▽

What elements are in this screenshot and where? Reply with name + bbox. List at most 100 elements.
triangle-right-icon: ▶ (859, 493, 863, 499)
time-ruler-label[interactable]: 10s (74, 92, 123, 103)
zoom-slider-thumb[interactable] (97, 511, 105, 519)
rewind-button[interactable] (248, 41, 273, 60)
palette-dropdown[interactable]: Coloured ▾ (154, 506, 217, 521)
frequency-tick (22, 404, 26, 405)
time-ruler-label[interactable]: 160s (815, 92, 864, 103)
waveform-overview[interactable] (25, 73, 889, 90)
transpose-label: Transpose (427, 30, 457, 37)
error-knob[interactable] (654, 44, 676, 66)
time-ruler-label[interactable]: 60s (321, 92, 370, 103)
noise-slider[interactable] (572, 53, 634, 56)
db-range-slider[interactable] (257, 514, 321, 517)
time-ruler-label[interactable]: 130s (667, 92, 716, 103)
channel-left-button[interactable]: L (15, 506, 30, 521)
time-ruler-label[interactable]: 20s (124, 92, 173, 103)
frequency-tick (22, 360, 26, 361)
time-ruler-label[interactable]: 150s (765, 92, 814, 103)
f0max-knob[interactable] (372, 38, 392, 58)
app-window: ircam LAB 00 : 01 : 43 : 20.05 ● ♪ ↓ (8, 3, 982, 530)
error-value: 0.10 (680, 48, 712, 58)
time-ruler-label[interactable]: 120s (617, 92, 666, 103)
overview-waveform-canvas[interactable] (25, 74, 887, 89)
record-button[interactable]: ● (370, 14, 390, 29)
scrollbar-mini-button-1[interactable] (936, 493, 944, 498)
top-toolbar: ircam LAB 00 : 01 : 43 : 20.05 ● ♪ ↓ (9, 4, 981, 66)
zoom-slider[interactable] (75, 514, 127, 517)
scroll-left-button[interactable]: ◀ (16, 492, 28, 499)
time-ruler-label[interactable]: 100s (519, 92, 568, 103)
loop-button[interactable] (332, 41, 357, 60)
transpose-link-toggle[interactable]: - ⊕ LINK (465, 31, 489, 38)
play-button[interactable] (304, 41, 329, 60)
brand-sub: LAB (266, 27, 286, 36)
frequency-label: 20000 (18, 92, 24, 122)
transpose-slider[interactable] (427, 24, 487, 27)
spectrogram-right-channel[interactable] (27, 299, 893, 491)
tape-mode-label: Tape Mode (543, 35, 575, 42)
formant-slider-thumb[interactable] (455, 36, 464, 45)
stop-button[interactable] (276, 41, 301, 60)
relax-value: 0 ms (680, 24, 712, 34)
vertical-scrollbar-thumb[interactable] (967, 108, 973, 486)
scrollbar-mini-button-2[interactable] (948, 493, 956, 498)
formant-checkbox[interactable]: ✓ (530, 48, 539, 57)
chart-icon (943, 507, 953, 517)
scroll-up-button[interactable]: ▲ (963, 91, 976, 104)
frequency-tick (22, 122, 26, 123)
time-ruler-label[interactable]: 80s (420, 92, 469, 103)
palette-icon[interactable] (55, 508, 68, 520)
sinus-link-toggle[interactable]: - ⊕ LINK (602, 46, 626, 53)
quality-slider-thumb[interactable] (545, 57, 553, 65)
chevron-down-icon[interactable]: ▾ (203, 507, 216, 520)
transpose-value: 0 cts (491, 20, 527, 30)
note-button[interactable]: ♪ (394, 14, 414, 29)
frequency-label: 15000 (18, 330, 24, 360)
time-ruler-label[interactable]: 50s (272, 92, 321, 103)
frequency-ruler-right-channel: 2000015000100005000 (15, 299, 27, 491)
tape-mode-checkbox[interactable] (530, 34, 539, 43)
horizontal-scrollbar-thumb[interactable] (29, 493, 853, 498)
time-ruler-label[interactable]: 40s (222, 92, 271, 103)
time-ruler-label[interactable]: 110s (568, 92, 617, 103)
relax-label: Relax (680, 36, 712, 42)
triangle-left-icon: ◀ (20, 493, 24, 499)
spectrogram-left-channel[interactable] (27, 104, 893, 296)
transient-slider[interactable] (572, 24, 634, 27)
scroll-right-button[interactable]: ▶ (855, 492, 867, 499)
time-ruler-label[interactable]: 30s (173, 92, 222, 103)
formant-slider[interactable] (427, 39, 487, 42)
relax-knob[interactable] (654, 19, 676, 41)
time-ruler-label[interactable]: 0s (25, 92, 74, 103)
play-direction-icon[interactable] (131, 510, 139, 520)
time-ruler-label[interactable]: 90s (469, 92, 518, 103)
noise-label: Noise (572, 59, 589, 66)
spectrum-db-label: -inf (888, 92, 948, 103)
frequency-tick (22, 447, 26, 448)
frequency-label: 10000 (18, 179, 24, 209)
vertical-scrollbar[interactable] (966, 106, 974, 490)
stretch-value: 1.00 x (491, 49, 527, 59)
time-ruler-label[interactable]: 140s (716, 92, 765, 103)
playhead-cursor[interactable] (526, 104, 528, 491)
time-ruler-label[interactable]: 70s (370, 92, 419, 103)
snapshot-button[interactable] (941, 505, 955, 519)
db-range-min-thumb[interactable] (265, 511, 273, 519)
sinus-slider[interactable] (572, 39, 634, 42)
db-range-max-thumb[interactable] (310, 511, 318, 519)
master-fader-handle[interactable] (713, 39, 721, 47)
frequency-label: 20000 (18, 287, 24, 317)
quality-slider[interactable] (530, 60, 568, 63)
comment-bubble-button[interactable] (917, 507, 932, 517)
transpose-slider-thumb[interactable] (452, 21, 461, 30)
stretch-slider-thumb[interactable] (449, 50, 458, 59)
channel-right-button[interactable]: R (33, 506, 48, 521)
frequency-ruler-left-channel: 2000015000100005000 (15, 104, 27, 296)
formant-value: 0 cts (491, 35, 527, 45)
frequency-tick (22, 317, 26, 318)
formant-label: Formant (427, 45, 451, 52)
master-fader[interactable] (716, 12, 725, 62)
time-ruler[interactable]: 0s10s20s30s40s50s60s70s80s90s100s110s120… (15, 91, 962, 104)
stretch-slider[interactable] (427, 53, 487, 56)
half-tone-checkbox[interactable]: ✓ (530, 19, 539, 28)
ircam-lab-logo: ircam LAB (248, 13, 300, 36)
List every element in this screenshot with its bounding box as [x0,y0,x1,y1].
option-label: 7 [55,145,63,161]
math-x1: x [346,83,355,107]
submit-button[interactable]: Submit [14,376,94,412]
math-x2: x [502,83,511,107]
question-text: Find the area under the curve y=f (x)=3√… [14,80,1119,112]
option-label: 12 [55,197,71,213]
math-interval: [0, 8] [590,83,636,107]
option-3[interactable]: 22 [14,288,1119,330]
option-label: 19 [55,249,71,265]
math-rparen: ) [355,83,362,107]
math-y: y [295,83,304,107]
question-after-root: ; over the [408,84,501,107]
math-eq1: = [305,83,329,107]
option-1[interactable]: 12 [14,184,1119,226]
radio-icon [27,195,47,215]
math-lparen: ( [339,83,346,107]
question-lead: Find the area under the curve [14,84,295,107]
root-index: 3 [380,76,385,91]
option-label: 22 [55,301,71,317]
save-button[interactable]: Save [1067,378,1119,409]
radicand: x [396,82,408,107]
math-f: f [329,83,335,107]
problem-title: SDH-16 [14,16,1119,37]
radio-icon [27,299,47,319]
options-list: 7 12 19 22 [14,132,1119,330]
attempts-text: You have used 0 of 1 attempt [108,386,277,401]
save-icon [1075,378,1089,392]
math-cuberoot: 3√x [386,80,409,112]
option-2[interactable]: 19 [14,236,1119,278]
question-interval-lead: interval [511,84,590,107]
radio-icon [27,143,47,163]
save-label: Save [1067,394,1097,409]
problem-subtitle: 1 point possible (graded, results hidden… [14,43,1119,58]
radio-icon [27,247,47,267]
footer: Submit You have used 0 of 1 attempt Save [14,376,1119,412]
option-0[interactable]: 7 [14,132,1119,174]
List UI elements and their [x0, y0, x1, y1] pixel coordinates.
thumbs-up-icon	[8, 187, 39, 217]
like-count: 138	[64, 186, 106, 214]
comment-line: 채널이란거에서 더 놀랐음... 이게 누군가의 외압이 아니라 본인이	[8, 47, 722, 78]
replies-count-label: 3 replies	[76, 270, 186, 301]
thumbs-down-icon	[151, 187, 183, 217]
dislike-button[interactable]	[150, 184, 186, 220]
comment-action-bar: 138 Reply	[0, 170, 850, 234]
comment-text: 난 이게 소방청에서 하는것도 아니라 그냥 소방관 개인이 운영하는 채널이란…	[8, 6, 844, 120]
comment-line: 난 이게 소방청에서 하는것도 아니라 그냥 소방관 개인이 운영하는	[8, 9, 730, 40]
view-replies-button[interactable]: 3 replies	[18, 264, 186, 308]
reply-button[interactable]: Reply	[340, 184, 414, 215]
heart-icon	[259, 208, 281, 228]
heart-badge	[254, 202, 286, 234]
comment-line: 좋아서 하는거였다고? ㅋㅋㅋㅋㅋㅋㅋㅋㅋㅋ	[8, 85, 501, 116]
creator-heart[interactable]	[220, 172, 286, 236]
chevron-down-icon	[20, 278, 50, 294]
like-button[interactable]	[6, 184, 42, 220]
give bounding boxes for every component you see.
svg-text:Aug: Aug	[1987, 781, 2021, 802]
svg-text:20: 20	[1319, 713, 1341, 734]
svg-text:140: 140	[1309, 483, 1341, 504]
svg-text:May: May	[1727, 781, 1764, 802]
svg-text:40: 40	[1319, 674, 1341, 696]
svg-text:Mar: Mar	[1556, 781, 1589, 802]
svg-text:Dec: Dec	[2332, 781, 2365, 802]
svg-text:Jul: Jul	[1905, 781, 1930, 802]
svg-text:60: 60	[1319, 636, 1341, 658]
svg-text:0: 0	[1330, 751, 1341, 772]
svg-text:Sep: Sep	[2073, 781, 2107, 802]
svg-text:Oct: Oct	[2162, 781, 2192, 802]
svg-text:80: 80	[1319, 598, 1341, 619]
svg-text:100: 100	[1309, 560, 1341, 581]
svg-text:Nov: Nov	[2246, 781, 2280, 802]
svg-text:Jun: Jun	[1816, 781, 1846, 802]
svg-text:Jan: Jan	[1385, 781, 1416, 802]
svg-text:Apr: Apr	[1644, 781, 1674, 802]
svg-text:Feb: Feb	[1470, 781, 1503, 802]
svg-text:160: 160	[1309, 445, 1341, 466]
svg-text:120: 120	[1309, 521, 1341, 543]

△

▶ _What to work on_
Print the entries from the first line through the line containing "time-ruler-label[interactable]: 100s (519, 92, 568, 103)", both included, without changing them.

▶ _Solution for this task_
What elements are in this screenshot and where? Reply with name + bbox. List at most 100 elements.
triangle-right-icon: ▶ (859, 493, 863, 499)
time-ruler-label[interactable]: 10s (74, 92, 123, 103)
zoom-slider-thumb[interactable] (97, 511, 105, 519)
rewind-button[interactable] (248, 41, 273, 60)
palette-dropdown[interactable]: Coloured ▾ (154, 506, 217, 521)
frequency-tick (22, 404, 26, 405)
time-ruler-label[interactable]: 160s (815, 92, 864, 103)
waveform-overview[interactable] (25, 73, 889, 90)
transpose-label: Transpose (427, 30, 457, 37)
error-knob[interactable] (654, 44, 676, 66)
time-ruler-label[interactable]: 60s (321, 92, 370, 103)
noise-slider[interactable] (572, 53, 634, 56)
db-range-slider[interactable] (257, 514, 321, 517)
time-ruler-label[interactable]: 130s (667, 92, 716, 103)
channel-left-button[interactable]: L (15, 506, 30, 521)
time-ruler-label[interactable]: 20s (124, 92, 173, 103)
frequency-tick (22, 360, 26, 361)
time-ruler-label[interactable]: 150s (765, 92, 814, 103)
f0max-knob[interactable] (372, 38, 392, 58)
app-window: ircam LAB 00 : 01 : 43 : 20.05 ● ♪ ↓ (8, 3, 982, 530)
error-value: 0.10 (680, 48, 712, 58)
time-ruler-label[interactable]: 120s (617, 92, 666, 103)
overview-waveform-canvas[interactable] (25, 74, 887, 89)
record-button[interactable]: ● (370, 14, 390, 29)
scrollbar-mini-button-1[interactable] (936, 493, 944, 498)
top-toolbar: ircam LAB 00 : 01 : 43 : 20.05 ● ♪ ↓ (9, 4, 981, 66)
zoom-slider[interactable] (75, 514, 127, 517)
scroll-left-button[interactable]: ◀ (16, 492, 28, 499)
time-ruler-label[interactable]: 100s (519, 92, 568, 103)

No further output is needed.